## Dataset records:
▬▬▬▬▬▬▬▬▬▬

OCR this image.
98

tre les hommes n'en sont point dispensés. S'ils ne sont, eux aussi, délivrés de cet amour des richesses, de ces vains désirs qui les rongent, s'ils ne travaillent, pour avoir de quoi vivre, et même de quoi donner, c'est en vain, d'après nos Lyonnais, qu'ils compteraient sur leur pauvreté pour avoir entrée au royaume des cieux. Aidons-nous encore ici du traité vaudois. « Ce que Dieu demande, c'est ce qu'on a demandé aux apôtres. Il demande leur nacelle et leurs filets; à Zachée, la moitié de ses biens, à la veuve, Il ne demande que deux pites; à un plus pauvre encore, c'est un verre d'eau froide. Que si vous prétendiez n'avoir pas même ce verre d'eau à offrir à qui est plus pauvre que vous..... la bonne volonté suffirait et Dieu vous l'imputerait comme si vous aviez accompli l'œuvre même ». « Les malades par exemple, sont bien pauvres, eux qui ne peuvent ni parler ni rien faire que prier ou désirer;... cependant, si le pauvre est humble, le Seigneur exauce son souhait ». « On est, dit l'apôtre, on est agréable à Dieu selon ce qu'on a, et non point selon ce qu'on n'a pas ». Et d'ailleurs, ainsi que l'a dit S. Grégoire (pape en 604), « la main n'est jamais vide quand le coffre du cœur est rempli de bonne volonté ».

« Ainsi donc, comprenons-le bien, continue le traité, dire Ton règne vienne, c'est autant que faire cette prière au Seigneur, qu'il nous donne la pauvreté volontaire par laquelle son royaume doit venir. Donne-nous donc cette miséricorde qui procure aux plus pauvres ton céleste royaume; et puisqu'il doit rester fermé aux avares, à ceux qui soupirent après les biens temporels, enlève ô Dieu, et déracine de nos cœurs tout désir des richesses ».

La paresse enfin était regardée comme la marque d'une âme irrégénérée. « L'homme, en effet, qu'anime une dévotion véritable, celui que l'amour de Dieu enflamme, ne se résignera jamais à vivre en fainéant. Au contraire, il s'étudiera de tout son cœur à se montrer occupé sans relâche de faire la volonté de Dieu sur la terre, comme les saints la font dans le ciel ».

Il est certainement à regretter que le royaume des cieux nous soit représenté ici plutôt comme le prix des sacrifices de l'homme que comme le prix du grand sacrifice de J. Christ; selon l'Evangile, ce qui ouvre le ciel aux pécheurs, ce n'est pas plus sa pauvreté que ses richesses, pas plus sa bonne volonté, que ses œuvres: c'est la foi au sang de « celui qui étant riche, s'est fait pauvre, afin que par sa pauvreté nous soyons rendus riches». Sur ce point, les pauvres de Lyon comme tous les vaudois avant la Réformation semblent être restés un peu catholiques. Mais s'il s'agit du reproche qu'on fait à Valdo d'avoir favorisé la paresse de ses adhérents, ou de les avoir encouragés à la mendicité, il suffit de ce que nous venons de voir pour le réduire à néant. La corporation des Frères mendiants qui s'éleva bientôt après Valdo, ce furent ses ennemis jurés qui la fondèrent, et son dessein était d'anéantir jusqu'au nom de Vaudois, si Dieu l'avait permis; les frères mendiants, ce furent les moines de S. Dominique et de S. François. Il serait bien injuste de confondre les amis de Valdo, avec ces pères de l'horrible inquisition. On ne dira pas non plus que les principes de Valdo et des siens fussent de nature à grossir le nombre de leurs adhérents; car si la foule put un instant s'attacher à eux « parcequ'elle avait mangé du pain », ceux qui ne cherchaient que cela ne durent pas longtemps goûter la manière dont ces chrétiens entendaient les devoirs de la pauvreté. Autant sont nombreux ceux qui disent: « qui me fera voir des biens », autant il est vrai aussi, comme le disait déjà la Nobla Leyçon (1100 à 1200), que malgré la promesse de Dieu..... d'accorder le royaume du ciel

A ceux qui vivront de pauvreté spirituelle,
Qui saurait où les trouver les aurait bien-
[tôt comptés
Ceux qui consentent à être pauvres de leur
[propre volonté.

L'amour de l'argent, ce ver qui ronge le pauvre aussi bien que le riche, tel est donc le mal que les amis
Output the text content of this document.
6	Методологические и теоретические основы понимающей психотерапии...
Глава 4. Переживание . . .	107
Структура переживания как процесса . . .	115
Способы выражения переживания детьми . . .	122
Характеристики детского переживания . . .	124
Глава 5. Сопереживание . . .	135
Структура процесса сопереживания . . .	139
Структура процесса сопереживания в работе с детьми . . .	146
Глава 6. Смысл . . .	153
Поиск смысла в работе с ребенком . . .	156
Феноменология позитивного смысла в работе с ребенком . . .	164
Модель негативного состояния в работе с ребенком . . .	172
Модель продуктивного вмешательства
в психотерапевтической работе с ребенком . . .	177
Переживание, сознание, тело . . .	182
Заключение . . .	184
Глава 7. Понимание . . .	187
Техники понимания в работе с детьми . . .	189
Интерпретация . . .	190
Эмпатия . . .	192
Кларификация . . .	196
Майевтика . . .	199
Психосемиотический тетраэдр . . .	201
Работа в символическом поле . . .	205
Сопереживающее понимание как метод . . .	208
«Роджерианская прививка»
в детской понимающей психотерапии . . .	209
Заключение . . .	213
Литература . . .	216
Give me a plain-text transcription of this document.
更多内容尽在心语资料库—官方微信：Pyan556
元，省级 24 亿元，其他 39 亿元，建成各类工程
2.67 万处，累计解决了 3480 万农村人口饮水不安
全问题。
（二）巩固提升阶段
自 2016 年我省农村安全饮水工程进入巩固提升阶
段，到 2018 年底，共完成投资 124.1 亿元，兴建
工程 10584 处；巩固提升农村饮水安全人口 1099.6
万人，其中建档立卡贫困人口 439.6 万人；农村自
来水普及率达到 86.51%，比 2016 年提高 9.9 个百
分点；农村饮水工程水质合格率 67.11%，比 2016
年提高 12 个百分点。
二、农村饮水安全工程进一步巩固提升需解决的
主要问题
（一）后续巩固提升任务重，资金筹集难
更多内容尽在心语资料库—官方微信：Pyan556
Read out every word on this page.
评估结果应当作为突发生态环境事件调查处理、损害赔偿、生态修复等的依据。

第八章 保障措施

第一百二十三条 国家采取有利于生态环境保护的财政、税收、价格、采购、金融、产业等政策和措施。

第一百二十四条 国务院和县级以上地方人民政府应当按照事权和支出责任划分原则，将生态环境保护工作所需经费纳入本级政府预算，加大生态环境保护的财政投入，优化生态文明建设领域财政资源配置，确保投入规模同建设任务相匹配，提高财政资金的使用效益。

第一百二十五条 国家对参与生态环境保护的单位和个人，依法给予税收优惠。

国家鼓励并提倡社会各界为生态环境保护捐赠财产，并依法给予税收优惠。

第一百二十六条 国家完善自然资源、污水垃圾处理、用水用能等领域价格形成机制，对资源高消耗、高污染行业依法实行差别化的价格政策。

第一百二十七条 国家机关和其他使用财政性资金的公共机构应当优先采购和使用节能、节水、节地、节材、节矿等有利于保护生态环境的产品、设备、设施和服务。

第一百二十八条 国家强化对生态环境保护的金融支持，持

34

▬▬▬▬▬▬▬▬▬▬

Go back to the data above and please quote exactly, and only, the lines from the line with "Give me a plain-text" through its last line.

## Finished task:
Give me a plain-text transcription of this document.
更多内容尽在心语资料库—官方微信：Pyan556
元，省级 24 亿元，其他 39 亿元，建成各类工程
2.67 万处，累计解决了 3480 万农村人口饮水不安
全问题。
（二）巩固提升阶段
自 2016 年我省农村安全饮水工程进入巩固提升阶
段，到 2018 年底，共完成投资 124.1 亿元，兴建
工程 10584 处；巩固提升农村饮水安全人口 1099.6
万人，其中建档立卡贫困人口 439.6 万人；农村自
来水普及率达到 86.51%，比 2016 年提高 9.9 个百
分点；农村饮水工程水质合格率 67.11%，比 2016
年提高 12 个百分点。
二、农村饮水安全工程进一步巩固提升需解决的
主要问题
（一）后续巩固提升任务重，资金筹集难
更多内容尽在心语资料库—官方微信：Pyan556
Read out every word on this page.
评估结果应当作为突发生态环境事件调查处理、损害赔偿、生态修复等的依据。

第八章 保障措施

第一百二十三条 国家采取有利于生态环境保护的财政、税收、价格、采购、金融、产业等政策和措施。

第一百二十四条 国务院和县级以上地方人民政府应当按照事权和支出责任划分原则，将生态环境保护工作所需经费纳入本级政府预算，加大生态环境保护的财政投入，优化生态文明建设领域财政资源配置，确保投入规模同建设任务相匹配，提高财政资金的使用效益。

第一百二十五条 国家对参与生态环境保护的单位和个人，依法给予税收优惠。

国家鼓励并提倡社会各界为生态环境保护捐赠财产，并依法给予税收优惠。

第一百二十六条 国家完善自然资源、污水垃圾处理、用水用能等领域价格形成机制，对资源高消耗、高污染行业依法实行差别化的价格政策。

第一百二十七条 国家机关和其他使用财政性资金的公共机构应当优先采购和使用节能、节水、节地、节材、节矿等有利于保护生态环境的产品、设备、设施和服务。

第一百二十八条 国家强化对生态环境保护的金融支持，持

34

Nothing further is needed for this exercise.